Task prompt. Retype all the entries word for word, but omit the pictures.

Information supplied.
»»

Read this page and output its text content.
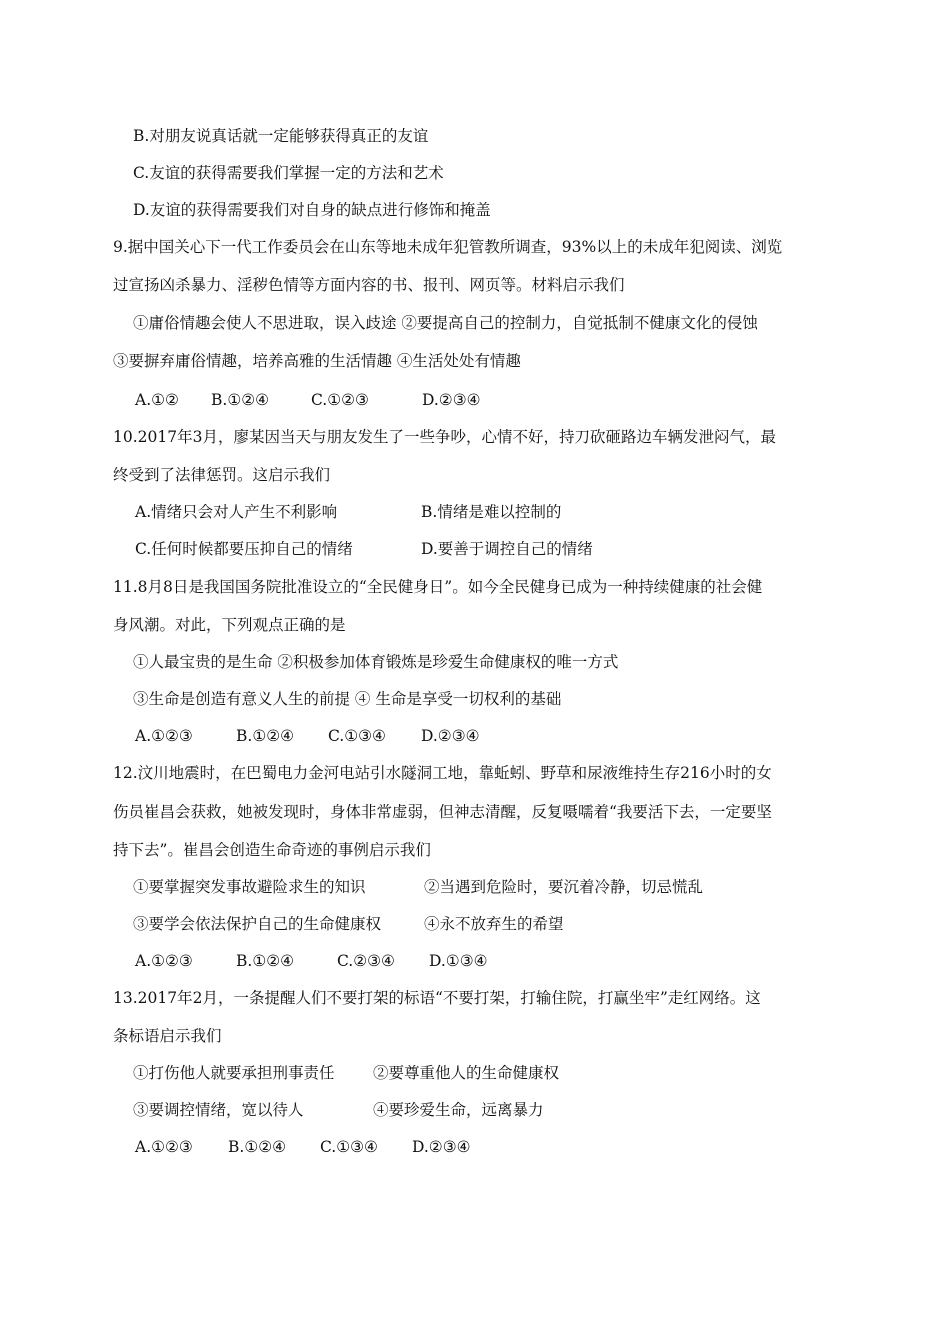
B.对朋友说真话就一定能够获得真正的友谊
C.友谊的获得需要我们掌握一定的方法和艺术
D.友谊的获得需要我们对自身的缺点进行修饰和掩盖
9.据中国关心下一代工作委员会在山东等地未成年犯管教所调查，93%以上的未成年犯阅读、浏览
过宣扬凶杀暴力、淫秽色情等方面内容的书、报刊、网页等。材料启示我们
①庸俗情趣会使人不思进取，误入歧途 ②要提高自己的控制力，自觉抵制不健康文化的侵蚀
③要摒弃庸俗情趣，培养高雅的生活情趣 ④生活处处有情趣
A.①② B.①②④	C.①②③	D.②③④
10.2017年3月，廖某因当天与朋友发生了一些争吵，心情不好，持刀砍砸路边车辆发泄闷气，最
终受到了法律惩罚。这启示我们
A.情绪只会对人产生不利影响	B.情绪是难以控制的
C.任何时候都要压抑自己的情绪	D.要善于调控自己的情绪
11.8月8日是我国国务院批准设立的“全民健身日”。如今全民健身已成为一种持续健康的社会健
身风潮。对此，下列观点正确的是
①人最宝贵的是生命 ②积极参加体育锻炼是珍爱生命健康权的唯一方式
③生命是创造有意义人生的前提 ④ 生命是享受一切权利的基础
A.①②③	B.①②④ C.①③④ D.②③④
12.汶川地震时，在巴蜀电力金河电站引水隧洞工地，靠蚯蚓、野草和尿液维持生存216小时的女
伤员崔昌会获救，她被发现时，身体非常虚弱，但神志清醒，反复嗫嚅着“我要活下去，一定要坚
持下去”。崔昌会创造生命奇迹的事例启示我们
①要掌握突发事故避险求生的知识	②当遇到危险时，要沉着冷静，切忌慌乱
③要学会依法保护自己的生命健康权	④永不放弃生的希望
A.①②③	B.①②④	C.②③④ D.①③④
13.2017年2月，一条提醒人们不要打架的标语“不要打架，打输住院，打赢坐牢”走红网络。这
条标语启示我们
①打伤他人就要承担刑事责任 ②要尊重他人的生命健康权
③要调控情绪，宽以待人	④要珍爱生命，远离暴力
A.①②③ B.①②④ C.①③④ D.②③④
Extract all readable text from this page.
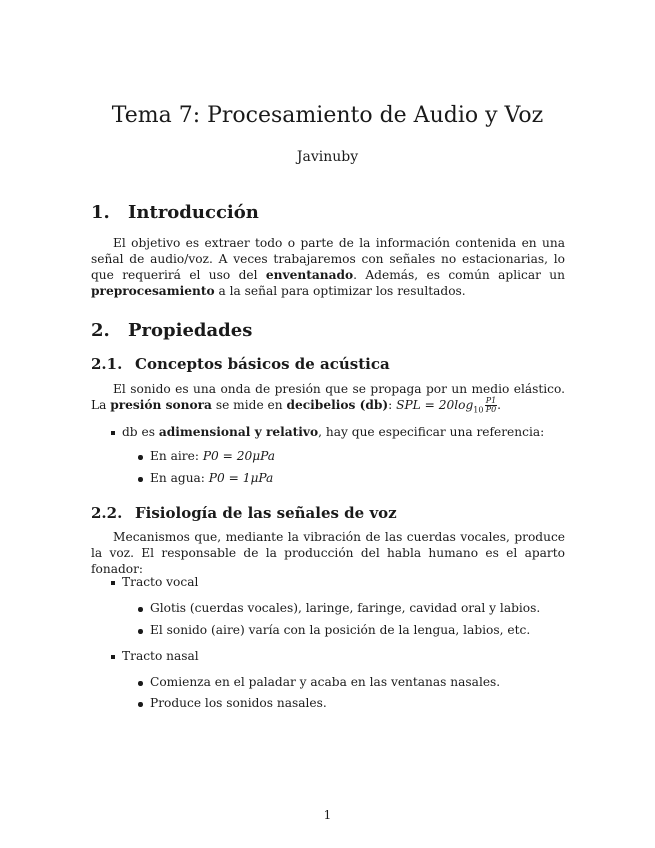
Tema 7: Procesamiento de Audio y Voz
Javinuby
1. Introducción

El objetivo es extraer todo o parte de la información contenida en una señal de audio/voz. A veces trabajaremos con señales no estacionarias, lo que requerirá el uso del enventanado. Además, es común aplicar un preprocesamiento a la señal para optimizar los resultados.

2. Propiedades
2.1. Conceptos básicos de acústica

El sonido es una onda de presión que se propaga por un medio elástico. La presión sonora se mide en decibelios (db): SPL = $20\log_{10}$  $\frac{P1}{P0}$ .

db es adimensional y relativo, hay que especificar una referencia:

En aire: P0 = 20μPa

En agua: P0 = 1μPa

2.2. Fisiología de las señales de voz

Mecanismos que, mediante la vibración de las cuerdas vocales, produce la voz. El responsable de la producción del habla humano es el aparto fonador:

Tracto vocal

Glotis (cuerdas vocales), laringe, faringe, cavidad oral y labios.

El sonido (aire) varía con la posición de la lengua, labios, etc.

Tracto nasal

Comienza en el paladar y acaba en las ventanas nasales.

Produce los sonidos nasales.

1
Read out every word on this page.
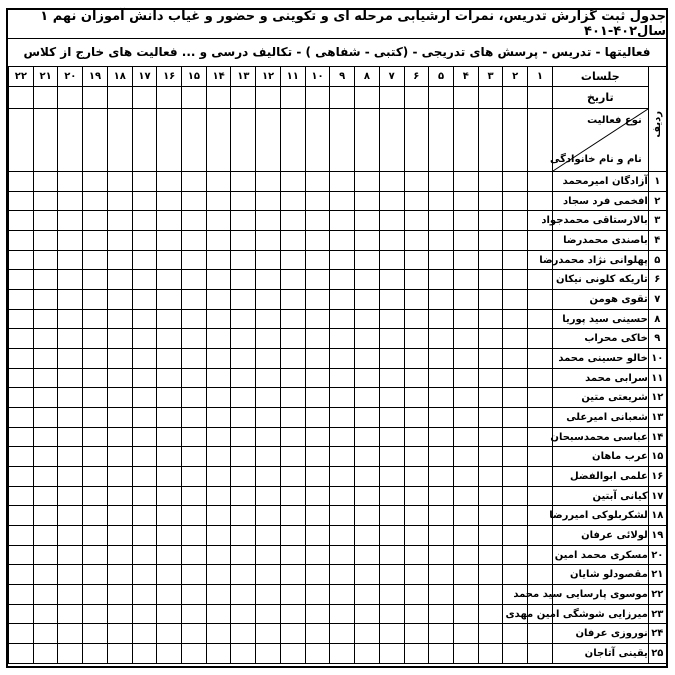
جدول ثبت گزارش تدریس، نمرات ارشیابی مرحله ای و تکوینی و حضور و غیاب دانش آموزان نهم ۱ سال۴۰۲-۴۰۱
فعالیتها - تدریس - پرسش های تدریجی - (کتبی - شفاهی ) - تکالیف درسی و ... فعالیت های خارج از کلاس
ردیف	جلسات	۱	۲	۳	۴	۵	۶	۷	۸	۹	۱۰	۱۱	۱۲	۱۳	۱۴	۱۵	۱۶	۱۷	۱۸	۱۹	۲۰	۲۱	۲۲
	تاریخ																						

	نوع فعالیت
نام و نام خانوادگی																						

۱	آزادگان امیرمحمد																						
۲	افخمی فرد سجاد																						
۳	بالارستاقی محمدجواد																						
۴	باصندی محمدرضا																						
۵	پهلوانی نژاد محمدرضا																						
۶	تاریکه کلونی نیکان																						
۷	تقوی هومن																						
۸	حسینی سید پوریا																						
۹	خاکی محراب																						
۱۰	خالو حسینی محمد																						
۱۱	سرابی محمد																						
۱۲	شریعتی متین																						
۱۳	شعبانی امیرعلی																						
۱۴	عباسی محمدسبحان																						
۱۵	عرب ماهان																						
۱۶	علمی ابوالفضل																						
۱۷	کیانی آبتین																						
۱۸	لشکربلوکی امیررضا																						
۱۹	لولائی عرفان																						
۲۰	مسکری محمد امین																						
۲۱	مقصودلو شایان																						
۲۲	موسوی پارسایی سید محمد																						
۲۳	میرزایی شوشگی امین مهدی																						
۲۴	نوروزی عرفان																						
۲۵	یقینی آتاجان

««

Answer to this exercise.
Read this page and output its text content.
B.对朋友说真话就一定能够获得真正的友谊
C.友谊的获得需要我们掌握一定的方法和艺术
D.友谊的获得需要我们对自身的缺点进行修饰和掩盖
9.据中国关心下一代工作委员会在山东等地未成年犯管教所调查，93%以上的未成年犯阅读、浏览
过宣扬凶杀暴力、淫秽色情等方面内容的书、报刊、网页等。材料启示我们
①庸俗情趣会使人不思进取，误入歧途 ②要提高自己的控制力，自觉抵制不健康文化的侵蚀
③要摒弃庸俗情趣，培养高雅的生活情趣 ④生活处处有情趣
A.①② B.①②④	C.①②③	D.②③④
10.2017年3月，廖某因当天与朋友发生了一些争吵，心情不好，持刀砍砸路边车辆发泄闷气，最
终受到了法律惩罚。这启示我们
A.情绪只会对人产生不利影响	B.情绪是难以控制的
C.任何时候都要压抑自己的情绪	D.要善于调控自己的情绪
11.8月8日是我国国务院批准设立的“全民健身日”。如今全民健身已成为一种持续健康的社会健
身风潮。对此，下列观点正确的是
①人最宝贵的是生命 ②积极参加体育锻炼是珍爱生命健康权的唯一方式
③生命是创造有意义人生的前提 ④ 生命是享受一切权利的基础
A.①②③	B.①②④ C.①③④ D.②③④
12.汶川地震时，在巴蜀电力金河电站引水隧洞工地，靠蚯蚓、野草和尿液维持生存216小时的女
伤员崔昌会获救，她被发现时，身体非常虚弱，但神志清醒，反复嗫嚅着“我要活下去，一定要坚
持下去”。崔昌会创造生命奇迹的事例启示我们
①要掌握突发事故避险求生的知识	②当遇到危险时，要沉着冷静，切忌慌乱
③要学会依法保护自己的生命健康权	④永不放弃生的希望
A.①②③	B.①②④	C.②③④ D.①③④
13.2017年2月，一条提醒人们不要打架的标语“不要打架，打输住院，打赢坐牢”走红网络。这
条标语启示我们
①打伤他人就要承担刑事责任 ②要尊重他人的生命健康权
③要调控情绪，宽以待人	④要珍爱生命，远离暴力
A.①②③ B.①②④ C.①③④ D.②③④
Extract all readable text from this page.
Tema 7: Procesamiento de Audio y Voz
Javinuby
1. Introducción

El objetivo es extraer todo o parte de la información contenida en una señal de audio/voz. A veces trabajaremos con señales no estacionarias, lo que requerirá el uso del enventanado. Además, es común aplicar un preprocesamiento a la señal para optimizar los resultados.

2. Propiedades
2.1. Conceptos básicos de acústica

El sonido es una onda de presión que se propaga por un medio elástico. La presión sonora se mide en decibelios (db): SPL = $20\log_{10}$  $\frac{P1}{P0}$ .

db es adimensional y relativo, hay que especificar una referencia:

En aire: P0 = 20μPa

En agua: P0 = 1μPa

2.2. Fisiología de las señales de voz

Mecanismos que, mediante la vibración de las cuerdas vocales, produce la voz. El responsable de la producción del habla humano es el aparto fonador:

Tracto vocal

Glotis (cuerdas vocales), laringe, faringe, cavidad oral y labios.

El sonido (aire) varía con la posición de la lengua, labios, etc.

Tracto nasal

Comienza en el paladar y acaba en las ventanas nasales.

Produce los sonidos nasales.

1
Read out every word on this page.
جدول ثبت گزارش تدریس، نمرات ارشیابی مرحله ای و تکوینی و حضور و غیاب دانش آموزان نهم ۱ سال۴۰۲-۴۰۱
فعالیتها - تدریس - پرسش های تدریجی - (کتبی - شفاهی ) - تکالیف درسی و ... فعالیت های خارج از کلاس
ردیف	جلسات	۱	۲	۳	۴	۵	۶	۷	۸	۹	۱۰	۱۱	۱۲	۱۳	۱۴	۱۵	۱۶	۱۷	۱۸	۱۹	۲۰	۲۱	۲۲
	تاریخ																						

	نوع فعالیت
نام و نام خانوادگی																						

۱	آزادگان امیرمحمد																						
۲	افخمی فرد سجاد																						
۳	بالارستاقی محمدجواد																						
۴	باصندی محمدرضا																						
۵	پهلوانی نژاد محمدرضا																						
۶	تاریکه کلونی نیکان																						
۷	تقوی هومن																						
۸	حسینی سید پوریا																						
۹	خاکی محراب																						
۱۰	خالو حسینی محمد																						
۱۱	سرابی محمد																						
۱۲	شریعتی متین																						
۱۳	شعبانی امیرعلی																						
۱۴	عباسی محمدسبحان																						
۱۵	عرب ماهان																						
۱۶	علمی ابوالفضل																						
۱۷	کیانی آبتین																						
۱۸	لشکربلوکی امیررضا																						
۱۹	لولائی عرفان																						
۲۰	مسکری محمد امین																						
۲۱	مقصودلو شایان																						
۲۲	موسوی پارسایی سید محمد																						
۲۳	میرزایی شوشگی امین مهدی																						
۲۴	نوروزی عرفان																						
۲۵	یقینی آتاجان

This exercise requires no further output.